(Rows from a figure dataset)
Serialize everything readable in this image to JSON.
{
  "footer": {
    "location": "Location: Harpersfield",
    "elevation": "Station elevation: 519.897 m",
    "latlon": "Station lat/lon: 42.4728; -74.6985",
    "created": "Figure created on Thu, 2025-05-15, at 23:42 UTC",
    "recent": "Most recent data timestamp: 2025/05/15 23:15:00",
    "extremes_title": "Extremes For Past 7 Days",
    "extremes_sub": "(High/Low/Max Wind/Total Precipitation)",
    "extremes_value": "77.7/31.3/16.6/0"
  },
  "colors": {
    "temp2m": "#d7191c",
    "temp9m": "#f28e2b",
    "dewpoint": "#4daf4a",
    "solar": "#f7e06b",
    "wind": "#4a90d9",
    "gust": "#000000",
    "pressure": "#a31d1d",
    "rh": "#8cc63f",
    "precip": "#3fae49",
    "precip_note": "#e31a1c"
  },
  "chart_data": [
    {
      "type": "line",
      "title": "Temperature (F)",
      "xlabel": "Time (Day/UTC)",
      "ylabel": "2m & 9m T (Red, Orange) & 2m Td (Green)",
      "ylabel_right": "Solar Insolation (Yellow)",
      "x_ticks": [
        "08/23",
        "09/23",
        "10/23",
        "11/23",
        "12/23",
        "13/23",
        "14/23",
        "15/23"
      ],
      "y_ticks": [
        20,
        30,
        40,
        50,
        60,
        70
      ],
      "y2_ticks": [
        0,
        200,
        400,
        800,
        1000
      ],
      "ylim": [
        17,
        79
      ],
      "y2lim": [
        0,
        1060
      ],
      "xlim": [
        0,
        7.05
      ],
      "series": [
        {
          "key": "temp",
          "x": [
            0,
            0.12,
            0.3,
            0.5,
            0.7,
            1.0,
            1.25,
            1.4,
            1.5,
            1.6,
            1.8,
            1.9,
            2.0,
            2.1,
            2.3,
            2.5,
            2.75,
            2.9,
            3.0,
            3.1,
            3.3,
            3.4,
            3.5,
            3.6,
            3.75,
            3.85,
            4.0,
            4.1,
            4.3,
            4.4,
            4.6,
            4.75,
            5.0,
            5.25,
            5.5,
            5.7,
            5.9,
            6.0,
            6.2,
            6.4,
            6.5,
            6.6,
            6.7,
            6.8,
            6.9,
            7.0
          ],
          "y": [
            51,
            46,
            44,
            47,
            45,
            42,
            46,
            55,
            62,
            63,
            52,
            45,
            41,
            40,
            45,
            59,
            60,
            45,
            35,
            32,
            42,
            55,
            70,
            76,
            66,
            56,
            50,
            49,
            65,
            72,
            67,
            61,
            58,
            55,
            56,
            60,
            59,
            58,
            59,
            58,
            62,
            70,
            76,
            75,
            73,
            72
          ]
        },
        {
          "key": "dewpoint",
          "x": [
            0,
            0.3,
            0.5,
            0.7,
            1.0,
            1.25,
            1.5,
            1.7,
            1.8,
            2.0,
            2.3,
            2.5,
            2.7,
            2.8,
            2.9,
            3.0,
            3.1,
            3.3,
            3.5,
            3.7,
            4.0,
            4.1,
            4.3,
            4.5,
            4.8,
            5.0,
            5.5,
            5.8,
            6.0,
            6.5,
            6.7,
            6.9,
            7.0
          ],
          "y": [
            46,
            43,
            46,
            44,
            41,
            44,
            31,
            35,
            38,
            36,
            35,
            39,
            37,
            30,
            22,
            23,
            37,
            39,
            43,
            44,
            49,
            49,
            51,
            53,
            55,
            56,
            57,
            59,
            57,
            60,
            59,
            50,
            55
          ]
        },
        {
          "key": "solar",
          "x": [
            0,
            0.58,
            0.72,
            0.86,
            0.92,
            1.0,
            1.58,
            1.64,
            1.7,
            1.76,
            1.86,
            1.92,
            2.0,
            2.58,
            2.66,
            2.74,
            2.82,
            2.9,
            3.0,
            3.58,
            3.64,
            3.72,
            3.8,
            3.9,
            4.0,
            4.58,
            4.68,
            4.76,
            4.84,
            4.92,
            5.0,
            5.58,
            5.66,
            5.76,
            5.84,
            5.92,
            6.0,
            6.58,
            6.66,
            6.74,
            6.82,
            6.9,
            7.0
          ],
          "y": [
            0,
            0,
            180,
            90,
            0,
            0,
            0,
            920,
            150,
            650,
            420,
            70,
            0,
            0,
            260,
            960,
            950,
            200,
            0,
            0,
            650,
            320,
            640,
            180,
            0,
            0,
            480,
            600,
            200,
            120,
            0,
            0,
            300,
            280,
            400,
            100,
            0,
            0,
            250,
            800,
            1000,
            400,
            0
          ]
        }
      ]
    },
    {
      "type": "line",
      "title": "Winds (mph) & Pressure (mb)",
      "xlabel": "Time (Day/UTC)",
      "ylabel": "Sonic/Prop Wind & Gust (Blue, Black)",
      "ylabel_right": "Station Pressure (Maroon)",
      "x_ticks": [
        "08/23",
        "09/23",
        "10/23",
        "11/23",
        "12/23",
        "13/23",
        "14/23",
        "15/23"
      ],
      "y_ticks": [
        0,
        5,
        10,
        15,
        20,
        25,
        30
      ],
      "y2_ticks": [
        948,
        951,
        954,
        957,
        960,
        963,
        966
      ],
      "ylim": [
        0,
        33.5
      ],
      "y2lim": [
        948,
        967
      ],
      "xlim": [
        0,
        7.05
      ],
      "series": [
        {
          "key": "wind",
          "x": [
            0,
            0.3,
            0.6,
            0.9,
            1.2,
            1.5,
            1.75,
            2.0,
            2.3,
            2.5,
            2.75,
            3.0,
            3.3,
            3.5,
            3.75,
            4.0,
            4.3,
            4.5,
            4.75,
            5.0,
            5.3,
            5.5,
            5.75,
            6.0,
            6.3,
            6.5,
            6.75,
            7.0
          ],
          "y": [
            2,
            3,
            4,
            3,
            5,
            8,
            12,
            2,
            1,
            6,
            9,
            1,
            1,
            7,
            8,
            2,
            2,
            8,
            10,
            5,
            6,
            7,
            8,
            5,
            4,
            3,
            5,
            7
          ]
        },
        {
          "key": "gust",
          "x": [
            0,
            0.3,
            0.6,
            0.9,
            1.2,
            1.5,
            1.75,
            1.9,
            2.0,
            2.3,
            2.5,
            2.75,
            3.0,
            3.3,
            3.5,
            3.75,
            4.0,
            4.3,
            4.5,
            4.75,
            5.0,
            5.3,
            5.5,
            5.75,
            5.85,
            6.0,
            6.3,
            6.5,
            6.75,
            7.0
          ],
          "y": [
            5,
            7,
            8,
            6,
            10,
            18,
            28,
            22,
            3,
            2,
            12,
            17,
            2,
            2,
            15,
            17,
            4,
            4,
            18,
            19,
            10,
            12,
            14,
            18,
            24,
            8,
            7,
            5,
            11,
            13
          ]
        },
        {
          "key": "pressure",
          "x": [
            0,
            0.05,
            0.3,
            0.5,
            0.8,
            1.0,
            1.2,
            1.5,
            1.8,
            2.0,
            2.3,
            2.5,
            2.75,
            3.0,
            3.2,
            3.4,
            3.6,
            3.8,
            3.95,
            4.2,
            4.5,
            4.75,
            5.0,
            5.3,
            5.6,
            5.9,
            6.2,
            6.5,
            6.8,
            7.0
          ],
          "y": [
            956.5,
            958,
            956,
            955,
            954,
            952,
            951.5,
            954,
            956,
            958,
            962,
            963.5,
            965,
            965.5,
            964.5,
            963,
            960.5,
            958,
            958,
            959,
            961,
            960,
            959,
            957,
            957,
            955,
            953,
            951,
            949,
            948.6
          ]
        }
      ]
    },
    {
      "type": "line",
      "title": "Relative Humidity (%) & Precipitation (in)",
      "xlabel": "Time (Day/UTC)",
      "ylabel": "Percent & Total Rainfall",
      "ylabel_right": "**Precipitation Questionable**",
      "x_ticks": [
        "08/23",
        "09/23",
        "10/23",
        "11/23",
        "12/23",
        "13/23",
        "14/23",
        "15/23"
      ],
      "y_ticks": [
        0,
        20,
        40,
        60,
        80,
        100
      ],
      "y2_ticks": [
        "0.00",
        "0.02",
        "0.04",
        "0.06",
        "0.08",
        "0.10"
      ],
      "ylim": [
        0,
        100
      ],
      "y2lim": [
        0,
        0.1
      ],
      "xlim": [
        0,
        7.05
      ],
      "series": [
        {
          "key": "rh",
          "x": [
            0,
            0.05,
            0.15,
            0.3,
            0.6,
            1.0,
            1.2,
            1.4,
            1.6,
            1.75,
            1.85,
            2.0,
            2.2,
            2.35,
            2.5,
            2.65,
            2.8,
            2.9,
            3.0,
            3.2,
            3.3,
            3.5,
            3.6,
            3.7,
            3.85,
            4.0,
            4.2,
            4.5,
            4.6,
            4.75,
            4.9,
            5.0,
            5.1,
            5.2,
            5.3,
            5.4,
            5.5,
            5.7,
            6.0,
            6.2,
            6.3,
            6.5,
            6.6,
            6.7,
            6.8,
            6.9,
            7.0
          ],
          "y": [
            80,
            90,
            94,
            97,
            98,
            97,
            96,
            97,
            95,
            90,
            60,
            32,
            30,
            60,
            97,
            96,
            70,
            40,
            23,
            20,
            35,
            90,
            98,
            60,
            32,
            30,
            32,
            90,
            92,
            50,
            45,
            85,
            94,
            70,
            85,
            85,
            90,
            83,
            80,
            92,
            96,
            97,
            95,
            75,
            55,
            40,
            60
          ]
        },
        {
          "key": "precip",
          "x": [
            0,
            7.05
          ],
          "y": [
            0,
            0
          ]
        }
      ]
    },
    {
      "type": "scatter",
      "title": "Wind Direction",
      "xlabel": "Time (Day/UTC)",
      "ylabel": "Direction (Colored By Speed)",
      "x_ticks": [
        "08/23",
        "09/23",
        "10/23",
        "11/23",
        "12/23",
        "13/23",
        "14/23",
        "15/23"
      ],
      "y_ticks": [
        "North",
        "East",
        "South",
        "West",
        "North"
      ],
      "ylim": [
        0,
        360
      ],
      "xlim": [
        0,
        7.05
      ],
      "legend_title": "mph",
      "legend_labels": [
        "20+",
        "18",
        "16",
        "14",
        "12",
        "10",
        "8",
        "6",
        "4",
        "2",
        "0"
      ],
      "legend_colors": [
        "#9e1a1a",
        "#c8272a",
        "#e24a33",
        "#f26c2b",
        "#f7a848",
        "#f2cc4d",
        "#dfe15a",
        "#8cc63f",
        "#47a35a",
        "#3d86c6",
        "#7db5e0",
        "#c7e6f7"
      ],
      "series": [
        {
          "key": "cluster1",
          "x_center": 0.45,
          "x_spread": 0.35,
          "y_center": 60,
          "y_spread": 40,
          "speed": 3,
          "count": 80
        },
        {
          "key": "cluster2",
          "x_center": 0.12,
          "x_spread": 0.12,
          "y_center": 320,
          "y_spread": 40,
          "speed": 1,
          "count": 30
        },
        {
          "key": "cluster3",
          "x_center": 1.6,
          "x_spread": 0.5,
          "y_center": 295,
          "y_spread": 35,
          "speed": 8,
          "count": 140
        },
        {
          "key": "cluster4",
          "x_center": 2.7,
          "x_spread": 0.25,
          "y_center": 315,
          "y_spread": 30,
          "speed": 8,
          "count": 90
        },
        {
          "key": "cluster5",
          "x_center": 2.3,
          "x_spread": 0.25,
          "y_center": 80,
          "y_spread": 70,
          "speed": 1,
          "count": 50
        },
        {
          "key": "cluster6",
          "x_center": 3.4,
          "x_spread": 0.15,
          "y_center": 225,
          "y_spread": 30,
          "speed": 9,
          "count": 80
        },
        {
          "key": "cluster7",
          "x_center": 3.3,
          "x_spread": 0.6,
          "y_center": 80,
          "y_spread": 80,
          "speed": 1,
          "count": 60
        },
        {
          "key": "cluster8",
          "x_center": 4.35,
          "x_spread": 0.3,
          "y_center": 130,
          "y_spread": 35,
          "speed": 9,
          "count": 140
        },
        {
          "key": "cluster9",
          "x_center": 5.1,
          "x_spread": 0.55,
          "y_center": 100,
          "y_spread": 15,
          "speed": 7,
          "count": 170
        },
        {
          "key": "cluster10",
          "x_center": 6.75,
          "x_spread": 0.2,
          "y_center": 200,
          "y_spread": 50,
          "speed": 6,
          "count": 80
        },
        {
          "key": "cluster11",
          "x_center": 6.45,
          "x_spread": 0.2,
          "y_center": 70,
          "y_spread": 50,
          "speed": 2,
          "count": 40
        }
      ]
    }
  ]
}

DIRECTIONS: Tally the lines in the records above that contain the word "Station", and give only that number.

WRITTEN SOLUTION: 3